(A block of data)

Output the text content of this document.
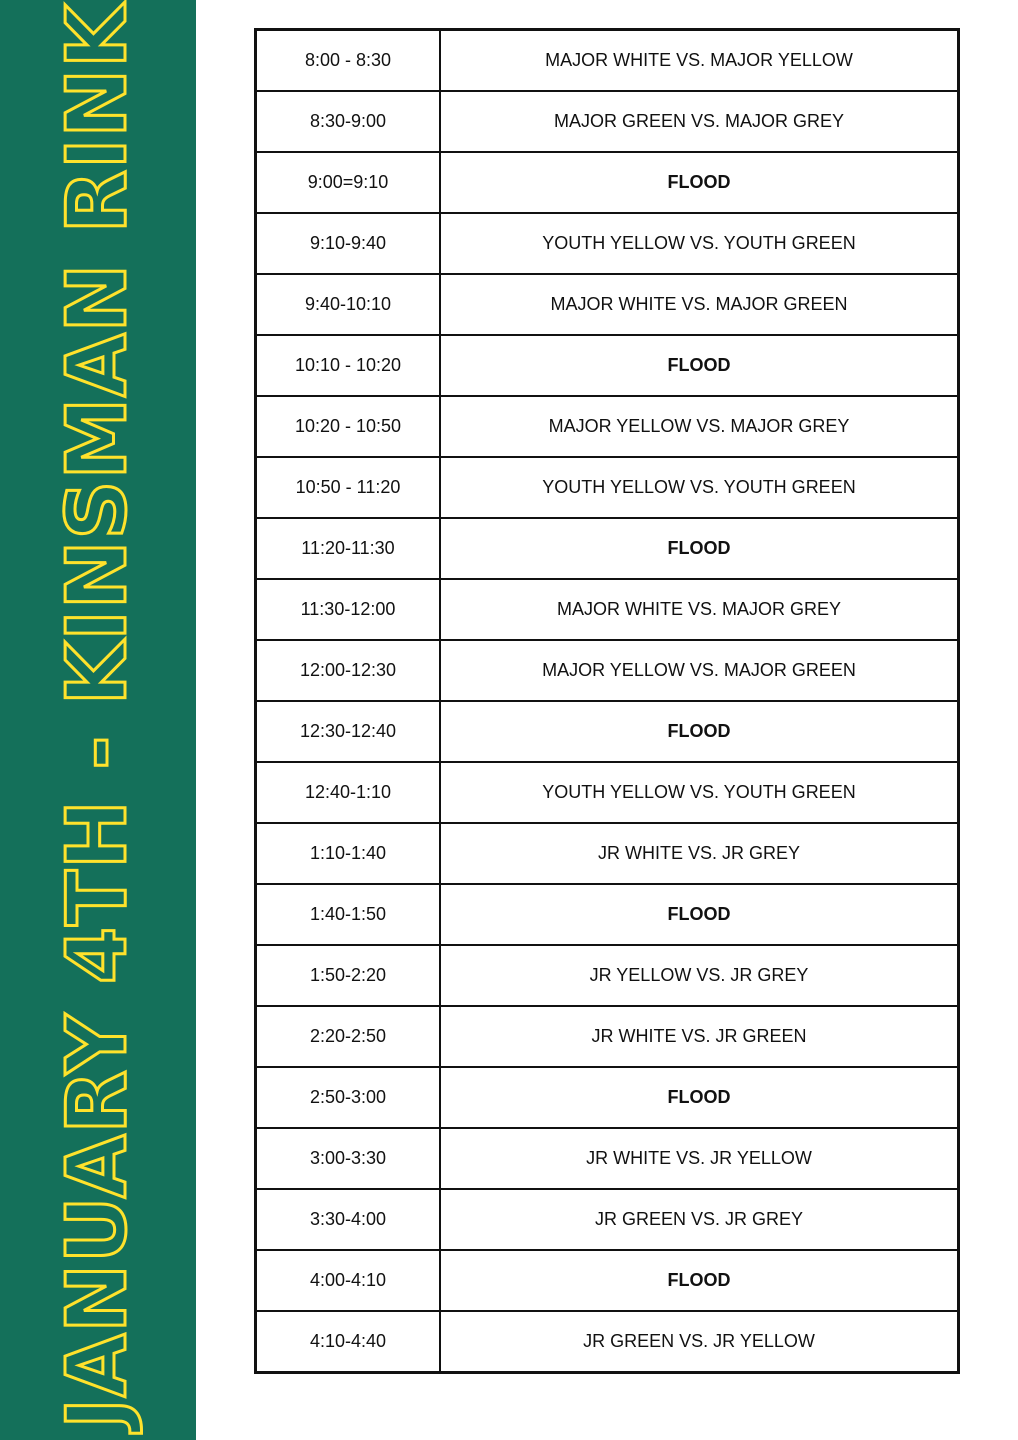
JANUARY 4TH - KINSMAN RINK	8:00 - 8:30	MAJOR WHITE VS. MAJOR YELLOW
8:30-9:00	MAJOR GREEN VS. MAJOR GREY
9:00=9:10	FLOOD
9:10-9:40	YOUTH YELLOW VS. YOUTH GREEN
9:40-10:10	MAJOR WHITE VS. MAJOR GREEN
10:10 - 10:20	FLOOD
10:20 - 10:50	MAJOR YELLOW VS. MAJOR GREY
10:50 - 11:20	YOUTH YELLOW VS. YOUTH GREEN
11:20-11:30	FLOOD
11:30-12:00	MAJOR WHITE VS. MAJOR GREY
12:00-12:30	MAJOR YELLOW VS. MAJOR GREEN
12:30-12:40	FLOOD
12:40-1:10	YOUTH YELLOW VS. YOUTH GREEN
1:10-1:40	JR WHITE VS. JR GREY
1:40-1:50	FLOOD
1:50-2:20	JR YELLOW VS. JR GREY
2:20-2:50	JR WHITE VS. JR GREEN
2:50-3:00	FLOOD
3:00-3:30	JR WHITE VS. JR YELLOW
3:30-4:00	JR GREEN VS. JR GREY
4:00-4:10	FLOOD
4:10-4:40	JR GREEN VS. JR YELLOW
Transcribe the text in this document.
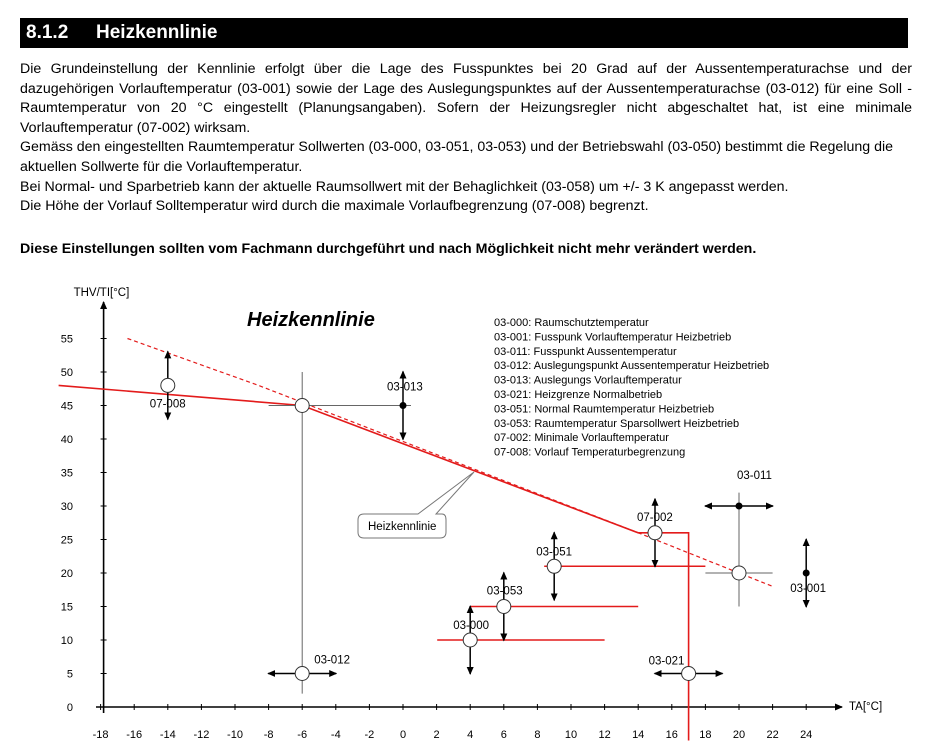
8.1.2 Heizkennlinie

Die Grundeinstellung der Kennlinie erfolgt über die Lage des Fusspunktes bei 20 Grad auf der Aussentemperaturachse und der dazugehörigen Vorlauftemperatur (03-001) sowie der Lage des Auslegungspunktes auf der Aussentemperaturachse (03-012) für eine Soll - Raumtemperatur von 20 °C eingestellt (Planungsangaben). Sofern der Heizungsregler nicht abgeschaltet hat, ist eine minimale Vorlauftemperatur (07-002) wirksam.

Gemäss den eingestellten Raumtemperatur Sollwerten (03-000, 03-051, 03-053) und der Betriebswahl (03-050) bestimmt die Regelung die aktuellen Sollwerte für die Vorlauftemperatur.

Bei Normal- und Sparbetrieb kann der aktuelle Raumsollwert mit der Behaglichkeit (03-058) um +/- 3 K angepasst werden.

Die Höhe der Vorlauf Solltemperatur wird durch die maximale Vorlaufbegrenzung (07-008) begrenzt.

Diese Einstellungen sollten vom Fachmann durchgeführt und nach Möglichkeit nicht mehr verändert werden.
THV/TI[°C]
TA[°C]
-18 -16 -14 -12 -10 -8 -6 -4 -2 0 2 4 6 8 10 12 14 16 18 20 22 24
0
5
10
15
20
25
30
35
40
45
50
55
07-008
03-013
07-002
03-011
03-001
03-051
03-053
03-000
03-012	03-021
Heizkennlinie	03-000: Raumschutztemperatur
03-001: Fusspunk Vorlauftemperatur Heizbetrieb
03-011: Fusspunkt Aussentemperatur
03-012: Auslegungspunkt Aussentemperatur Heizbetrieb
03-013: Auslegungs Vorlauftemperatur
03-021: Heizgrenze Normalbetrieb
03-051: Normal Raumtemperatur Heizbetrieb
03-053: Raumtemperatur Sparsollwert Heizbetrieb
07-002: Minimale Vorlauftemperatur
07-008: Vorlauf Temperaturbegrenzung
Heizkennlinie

PROBLEM TO SOLVE> Pull out every line containing "FLOOD".

EXPECTED OUTPUT>
9:00=9:10	FLOOD
10:10 - 10:20	FLOOD
11:20-11:30	FLOOD
12:30-12:40	FLOOD
1:40-1:50	FLOOD
2:50-3:00	FLOOD
4:00-4:10	FLOOD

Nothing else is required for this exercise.